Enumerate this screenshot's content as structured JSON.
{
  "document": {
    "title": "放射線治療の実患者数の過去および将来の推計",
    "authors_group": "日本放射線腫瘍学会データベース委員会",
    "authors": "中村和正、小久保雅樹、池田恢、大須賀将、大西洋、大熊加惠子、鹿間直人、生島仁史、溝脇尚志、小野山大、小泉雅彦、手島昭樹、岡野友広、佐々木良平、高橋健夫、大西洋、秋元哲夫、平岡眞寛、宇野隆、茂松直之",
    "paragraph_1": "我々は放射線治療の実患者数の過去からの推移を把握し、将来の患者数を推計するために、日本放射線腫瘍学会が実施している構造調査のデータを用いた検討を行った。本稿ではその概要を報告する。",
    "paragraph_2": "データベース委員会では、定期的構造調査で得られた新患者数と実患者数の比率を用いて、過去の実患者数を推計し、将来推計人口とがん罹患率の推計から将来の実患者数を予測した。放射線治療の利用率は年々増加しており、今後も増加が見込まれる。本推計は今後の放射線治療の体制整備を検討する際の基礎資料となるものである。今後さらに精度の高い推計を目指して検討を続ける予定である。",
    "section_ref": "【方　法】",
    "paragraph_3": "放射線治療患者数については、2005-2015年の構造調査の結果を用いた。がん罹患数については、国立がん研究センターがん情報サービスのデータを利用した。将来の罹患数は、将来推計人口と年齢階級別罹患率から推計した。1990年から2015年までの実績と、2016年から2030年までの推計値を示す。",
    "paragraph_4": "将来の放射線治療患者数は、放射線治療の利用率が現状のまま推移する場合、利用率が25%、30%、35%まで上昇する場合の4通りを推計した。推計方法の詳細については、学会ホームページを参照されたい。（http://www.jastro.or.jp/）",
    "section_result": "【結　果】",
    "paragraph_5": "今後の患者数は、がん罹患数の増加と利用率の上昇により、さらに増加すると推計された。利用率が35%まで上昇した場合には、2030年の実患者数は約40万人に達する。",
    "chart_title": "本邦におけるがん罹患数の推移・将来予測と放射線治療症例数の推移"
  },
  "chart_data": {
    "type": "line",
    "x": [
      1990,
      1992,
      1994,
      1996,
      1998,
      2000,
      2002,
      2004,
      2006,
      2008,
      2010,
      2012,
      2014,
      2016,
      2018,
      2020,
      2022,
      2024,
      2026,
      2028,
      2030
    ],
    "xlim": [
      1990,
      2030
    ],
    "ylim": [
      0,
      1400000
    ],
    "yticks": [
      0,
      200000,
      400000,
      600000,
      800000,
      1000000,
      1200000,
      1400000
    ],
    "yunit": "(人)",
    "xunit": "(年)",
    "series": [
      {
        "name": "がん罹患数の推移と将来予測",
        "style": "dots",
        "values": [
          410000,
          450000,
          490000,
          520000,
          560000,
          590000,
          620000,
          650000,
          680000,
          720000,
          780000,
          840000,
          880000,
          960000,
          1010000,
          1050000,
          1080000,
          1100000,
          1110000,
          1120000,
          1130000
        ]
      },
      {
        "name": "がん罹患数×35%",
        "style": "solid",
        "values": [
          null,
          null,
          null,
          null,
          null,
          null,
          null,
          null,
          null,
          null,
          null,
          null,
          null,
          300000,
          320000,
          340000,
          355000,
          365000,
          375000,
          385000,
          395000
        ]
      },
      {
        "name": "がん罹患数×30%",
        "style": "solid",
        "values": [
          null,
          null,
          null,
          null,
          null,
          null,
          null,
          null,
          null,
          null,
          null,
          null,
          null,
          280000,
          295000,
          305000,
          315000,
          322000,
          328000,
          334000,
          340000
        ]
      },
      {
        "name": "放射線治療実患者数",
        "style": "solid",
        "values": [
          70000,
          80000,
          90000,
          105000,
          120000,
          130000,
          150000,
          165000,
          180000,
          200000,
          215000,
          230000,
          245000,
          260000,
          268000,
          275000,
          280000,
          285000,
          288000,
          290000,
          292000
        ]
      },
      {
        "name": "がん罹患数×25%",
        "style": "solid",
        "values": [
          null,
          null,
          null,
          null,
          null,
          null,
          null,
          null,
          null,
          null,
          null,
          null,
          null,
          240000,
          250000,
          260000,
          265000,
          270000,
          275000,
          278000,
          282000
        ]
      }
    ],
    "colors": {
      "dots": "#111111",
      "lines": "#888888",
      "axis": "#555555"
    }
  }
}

────

• What you are asked to do:
Extract all of the data above without altering anything.

• Answer for the task:
Enumerate this screenshot's content as structured JSON.
{
  "document": {
    "title": "放射線治療の実患者数の過去および将来の推計",
    "authors_group": "日本放射線腫瘍学会データベース委員会",
    "authors": "中村和正、小久保雅樹、池田恢、大須賀将、大西洋、大熊加惠子、鹿間直人、生島仁史、溝脇尚志、小野山大、小泉雅彦、手島昭樹、岡野友広、佐々木良平、高橋健夫、大西洋、秋元哲夫、平岡眞寛、宇野隆、茂松直之",
    "paragraph_1": "我々は放射線治療の実患者数の過去からの推移を把握し、将来の患者数を推計するために、日本放射線腫瘍学会が実施している構造調査のデータを用いた検討を行った。本稿ではその概要を報告する。",
    "paragraph_2": "データベース委員会では、定期的構造調査で得られた新患者数と実患者数の比率を用いて、過去の実患者数を推計し、将来推計人口とがん罹患率の推計から将来の実患者数を予測した。放射線治療の利用率は年々増加しており、今後も増加が見込まれる。本推計は今後の放射線治療の体制整備を検討する際の基礎資料となるものである。今後さらに精度の高い推計を目指して検討を続ける予定である。",
    "section_ref": "【方　法】",
    "paragraph_3": "放射線治療患者数については、2005-2015年の構造調査の結果を用いた。がん罹患数については、国立がん研究センターがん情報サービスのデータを利用した。将来の罹患数は、将来推計人口と年齢階級別罹患率から推計した。1990年から2015年までの実績と、2016年から2030年までの推計値を示す。",
    "paragraph_4": "将来の放射線治療患者数は、放射線治療の利用率が現状のまま推移する場合、利用率が25%、30%、35%まで上昇する場合の4通りを推計した。推計方法の詳細については、学会ホームページを参照されたい。（http://www.jastro.or.jp/）",
    "section_result": "【結　果】",
    "paragraph_5": "今後の患者数は、がん罹患数の増加と利用率の上昇により、さらに増加すると推計された。利用率が35%まで上昇した場合には、2030年の実患者数は約40万人に達する。",
    "chart_title": "本邦におけるがん罹患数の推移・将来予測と放射線治療症例数の推移"
  },
  "chart_data": {
    "type": "line",
    "x": [
      1990,
      1992,
      1994,
      1996,
      1998,
      2000,
      2002,
      2004,
      2006,
      2008,
      2010,
      2012,
      2014,
      2016,
      2018,
      2020,
      2022,
      2024,
      2026,
      2028,
      2030
    ],
    "xlim": [
      1990,
      2030
    ],
    "ylim": [
      0,
      1400000
    ],
    "yticks": [
      0,
      200000,
      400000,
      600000,
      800000,
      1000000,
      1200000,
      1400000
    ],
    "yunit": "(人)",
    "xunit": "(年)",
    "series": [
      {
        "name": "がん罹患数の推移と将来予測",
        "style": "dots",
        "values": [
          410000,
          450000,
          490000,
          520000,
          560000,
          590000,
          620000,
          650000,
          680000,
          720000,
          780000,
          840000,
          880000,
          960000,
          1010000,
          1050000,
          1080000,
          1100000,
          1110000,
          1120000,
          1130000
        ]
      },
      {
        "name": "がん罹患数×35%",
        "style": "solid",
        "values": [
          null,
          null,
          null,
          null,
          null,
          null,
          null,
          null,
          null,
          null,
          null,
          null,
          null,
          300000,
          320000,
          340000,
          355000,
          365000,
          375000,
          385000,
          395000
        ]
      },
      {
        "name": "がん罹患数×30%",
        "style": "solid",
        "values": [
          null,
          null,
          null,
          null,
          null,
          null,
          null,
          null,
          null,
          null,
          null,
          null,
          null,
          280000,
          295000,
          305000,
          315000,
          322000,
          328000,
          334000,
          340000
        ]
      },
      {
        "name": "放射線治療実患者数",
        "style": "solid",
        "values": [
          70000,
          80000,
          90000,
          105000,
          120000,
          130000,
          150000,
          165000,
          180000,
          200000,
          215000,
          230000,
          245000,
          260000,
          268000,
          275000,
          280000,
          285000,
          288000,
          290000,
          292000
        ]
      },
      {
        "name": "がん罹患数×25%",
        "style": "solid",
        "values": [
          null,
          null,
          null,
          null,
          null,
          null,
          null,
          null,
          null,
          null,
          null,
          null,
          null,
          240000,
          250000,
          260000,
          265000,
          270000,
          275000,
          278000,
          282000
        ]
      }
    ],
    "colors": {
      "dots": "#111111",
      "lines": "#888888",
      "axis": "#555555"
    }
  }
}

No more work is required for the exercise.